PASSAGE TO READ =>
===

Koning Eizenberg Architecture (KEA) is an architecture firm located in Santa Monica, California established in 1981. The firm is recognized for a range of project types including: adaptive reuse of historic buildings, educational facilities, community places, and housing. Principals Hank Koning, Julie Eizenberg, Brian Lane, and Nathan Bishop work collaboratively with developers, cities and not-for-profit clients. Their work has been published extensively both in the US and abroad, and has earned over 125 awards for design, sustainability and historic preservation.

Koning Eizenberg Architecture’s work has been included in academic and popular publications including USA:Modern Architectures in History and A Guide to Contemporary Architecture in America Vol. 1. Koning Eizenberg projects have also been published in magazines including I.D., Metropolitan Home, Architectural Record, Travel + Leisure, Residential Architect, Vanity Fair, Metropolis, and Abitare, as well as in two monographs, Koning Eizenberg Buildings and Architecture isn’t just for special occasions.

Sustainable architecture
In the 1980s, Koning Eizenberg Architecture began using sustainable features in their designs such as passive cooling, healthy building strategies, and sustainable water management techniques. In 1999 Koning Eizenberg designed and built their current studio as a demonstration project in economy and sustainability. Their office is recognized by the architectural community as well as the city of Santa Monica and state of California for its contribution to environmental responsiveness.

Koning Eizenberg's sustainably oriented projects include LEED projects like the Children's Museum of Pittsburgh, the largest LEED Silver Museum in the United States, and Virginia Avenue Park (Santa Monica, California), the first LEED accredited park to be completed in the US, with a LEED Silver certification.

Projects

Century Building and Commuter Bike Center (Pittsburgh, Pennsylvania)
    
Utilizing State Historic Tax Credits the Century building was renovated under the concept of adaptive reuse and completed in 2010. The twelve-story building is now included on the National Register of Historic Places and houses a restaurant, two floors of offices, and 60 units of mixed-income housing (40% affordable) provided in lofts, one bedroom, and two bedroom units. A rooftop garden and club room are available to all residents and tenants. Notable sustainable features include a geothermal energy system and an innovative on-site bike center for use by residents and the public.

Children's Museum of Pittsburgh (Pittsburgh, Pennsylvania)
    
The Children's Museum of Pittsburgh and its exhibits were redesigned in 2000 with construction completed in 2005. A new entry and exhibition space over an existing road was built to connect a national register 1890s post office with a 1939 planetarium, highlighting the two historic stone landmarks with a contrasting steel and glass-framed space, wrapped in translucent five-inch hinged plastic flaps that move in the wind and reflect light (designed with Ned Kahn). When completed, the museum was the largest Silver LEED museum in the country, featuring adaptive reuse, recycled materials, and passive shading.

Virginia Avenue Park (Santa Monica, California)

===

ROWS =>
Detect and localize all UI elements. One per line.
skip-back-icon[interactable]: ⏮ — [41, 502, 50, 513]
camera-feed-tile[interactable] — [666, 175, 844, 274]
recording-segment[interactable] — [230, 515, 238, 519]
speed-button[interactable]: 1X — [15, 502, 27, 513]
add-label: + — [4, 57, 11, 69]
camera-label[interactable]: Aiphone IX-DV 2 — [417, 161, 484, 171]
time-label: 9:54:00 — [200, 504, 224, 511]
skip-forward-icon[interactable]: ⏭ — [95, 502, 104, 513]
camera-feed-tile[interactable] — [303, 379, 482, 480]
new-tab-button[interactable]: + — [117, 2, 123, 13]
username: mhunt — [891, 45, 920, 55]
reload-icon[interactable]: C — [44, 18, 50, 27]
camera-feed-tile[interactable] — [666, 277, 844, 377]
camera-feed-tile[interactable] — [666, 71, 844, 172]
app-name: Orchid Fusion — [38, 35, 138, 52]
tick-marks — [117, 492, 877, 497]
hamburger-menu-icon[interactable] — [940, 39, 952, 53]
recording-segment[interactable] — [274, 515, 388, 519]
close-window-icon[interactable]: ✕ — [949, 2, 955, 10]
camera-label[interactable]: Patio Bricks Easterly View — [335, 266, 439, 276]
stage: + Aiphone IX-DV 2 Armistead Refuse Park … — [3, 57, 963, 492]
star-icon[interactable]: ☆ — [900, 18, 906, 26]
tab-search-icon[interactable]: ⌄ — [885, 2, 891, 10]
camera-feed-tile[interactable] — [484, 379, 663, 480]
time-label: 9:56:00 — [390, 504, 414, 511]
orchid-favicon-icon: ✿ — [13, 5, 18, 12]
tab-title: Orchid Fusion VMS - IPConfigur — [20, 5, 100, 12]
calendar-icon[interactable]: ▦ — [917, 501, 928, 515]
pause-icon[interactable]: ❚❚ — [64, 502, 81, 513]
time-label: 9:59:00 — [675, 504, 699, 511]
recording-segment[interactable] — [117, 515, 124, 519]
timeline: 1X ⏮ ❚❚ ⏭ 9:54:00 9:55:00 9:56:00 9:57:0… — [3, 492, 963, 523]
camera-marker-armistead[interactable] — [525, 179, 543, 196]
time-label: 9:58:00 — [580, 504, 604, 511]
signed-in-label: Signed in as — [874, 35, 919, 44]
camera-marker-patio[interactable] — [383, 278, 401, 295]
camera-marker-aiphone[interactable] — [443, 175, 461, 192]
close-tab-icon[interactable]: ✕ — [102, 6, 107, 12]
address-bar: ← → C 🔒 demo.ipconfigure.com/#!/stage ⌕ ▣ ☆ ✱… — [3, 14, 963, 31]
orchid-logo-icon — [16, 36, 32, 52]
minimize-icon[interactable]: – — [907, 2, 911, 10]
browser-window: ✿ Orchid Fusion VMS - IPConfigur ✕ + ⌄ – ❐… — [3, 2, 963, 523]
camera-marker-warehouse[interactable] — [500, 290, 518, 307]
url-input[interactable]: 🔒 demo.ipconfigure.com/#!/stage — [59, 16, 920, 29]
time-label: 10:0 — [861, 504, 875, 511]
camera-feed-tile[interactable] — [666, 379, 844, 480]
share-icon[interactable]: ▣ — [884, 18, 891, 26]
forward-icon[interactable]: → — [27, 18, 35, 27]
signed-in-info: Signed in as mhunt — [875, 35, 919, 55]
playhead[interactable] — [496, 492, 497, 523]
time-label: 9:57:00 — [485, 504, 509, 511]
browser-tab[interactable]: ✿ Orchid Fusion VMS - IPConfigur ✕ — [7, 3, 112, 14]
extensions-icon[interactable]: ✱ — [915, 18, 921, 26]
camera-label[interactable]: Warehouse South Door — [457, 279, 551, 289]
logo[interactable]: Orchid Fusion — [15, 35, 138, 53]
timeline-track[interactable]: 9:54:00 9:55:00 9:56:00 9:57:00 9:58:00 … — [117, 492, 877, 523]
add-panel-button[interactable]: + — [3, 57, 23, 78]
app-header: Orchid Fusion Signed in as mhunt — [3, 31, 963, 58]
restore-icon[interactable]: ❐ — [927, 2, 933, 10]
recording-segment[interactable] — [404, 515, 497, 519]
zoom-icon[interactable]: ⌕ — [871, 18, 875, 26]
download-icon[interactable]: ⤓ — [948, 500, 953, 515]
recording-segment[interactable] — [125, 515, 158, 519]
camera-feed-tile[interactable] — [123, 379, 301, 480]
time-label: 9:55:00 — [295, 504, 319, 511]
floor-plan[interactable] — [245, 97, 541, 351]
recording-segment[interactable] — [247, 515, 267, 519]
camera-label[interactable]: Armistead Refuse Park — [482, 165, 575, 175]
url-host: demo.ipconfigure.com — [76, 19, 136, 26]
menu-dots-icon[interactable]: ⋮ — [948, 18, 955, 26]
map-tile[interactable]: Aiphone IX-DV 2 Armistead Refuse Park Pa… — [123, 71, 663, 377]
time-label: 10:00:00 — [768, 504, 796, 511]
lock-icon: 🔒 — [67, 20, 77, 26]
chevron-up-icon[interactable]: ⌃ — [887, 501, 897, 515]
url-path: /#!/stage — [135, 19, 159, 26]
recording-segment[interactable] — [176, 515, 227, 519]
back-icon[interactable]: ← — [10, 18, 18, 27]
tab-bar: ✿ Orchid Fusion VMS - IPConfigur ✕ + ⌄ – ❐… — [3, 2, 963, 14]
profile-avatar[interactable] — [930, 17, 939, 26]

===

WHAT IS ASKED =>
1. According to the passage about Koning Eizenberg Architecture, in what year did the firm design and build its current studio?
2. Write a continuation of the passage about Koning Eizenberg Architecture, starting right after its final line.

ANSWERS TO THE EXERCISES =>
1. 1999

2.
The expanded and renovated Virginia Avenue Park masterplan had to address the ethnically diverse neighborhood Pico Neighborhood in Santa Monica, California. Renovated warehouses and a refreshed 1960s community building introduce progressive ideas about form while providing spaces for children, teens, families and seniors. Facilities include art rooms, movement spaces, a computer lab as well as fields, basketball courts, play equipment, and an interactive fountain. At the time of its completion in 2005, it was the first park to be certified LEED silver in the country as achieved by onsite water management, adaptive reuse of buildings, daylighting and sustainable materials.

Historic Farmers Market (Los Angeles, California)
    
In 1998, plans to build an adjacent shopping center – The Grove – set in motion a complementary master plan for the designated city cultural site of the Los Angeles Farmers Market. Centered on reviving and enhancing the historic property, the plan also facilitated pedestrian traffic between the two developments, while providing surface parking for market patrons. The plan and remodel reorganized services and added large retail spaces while attempting to maintain the utilitarian and authentic personality of the Market at its completion in 2002.

The Standard Hotel Downtown LA (Los Angeles, California)

The Standard Hotel used state preservation tax credits to convert the original Superior Oil Co. Headquarters. Existing features – such as the exterior, front doors, and lobby – anchor the design. To accommodate guest traffic, the renovation moved the primary entry to the rear, adding an outdoor lounge and dining area. On the upper floors, deep office floorplates necessitated extensive reworking and special configuration of the guest rooms. A rooftop pool and bar were also added by the time work was completed in 2002.

AMP Lofts (Los Angeles, California)
    
The AMP lofts were designed as a 180-unit live-work community at 7th and Santa Fe, just south of downtown Los Angeles. Two-story live/work units are located at the street and 5,000 sf of retail is located at the southwest corner to stimulate street activity. The green-screened parking structure acts as a podium for loft units. On the podium, the three-bar organization allows for integral open-air streets, courts, overhead walkways, daylight to below, and cross-ventilation for all higher units.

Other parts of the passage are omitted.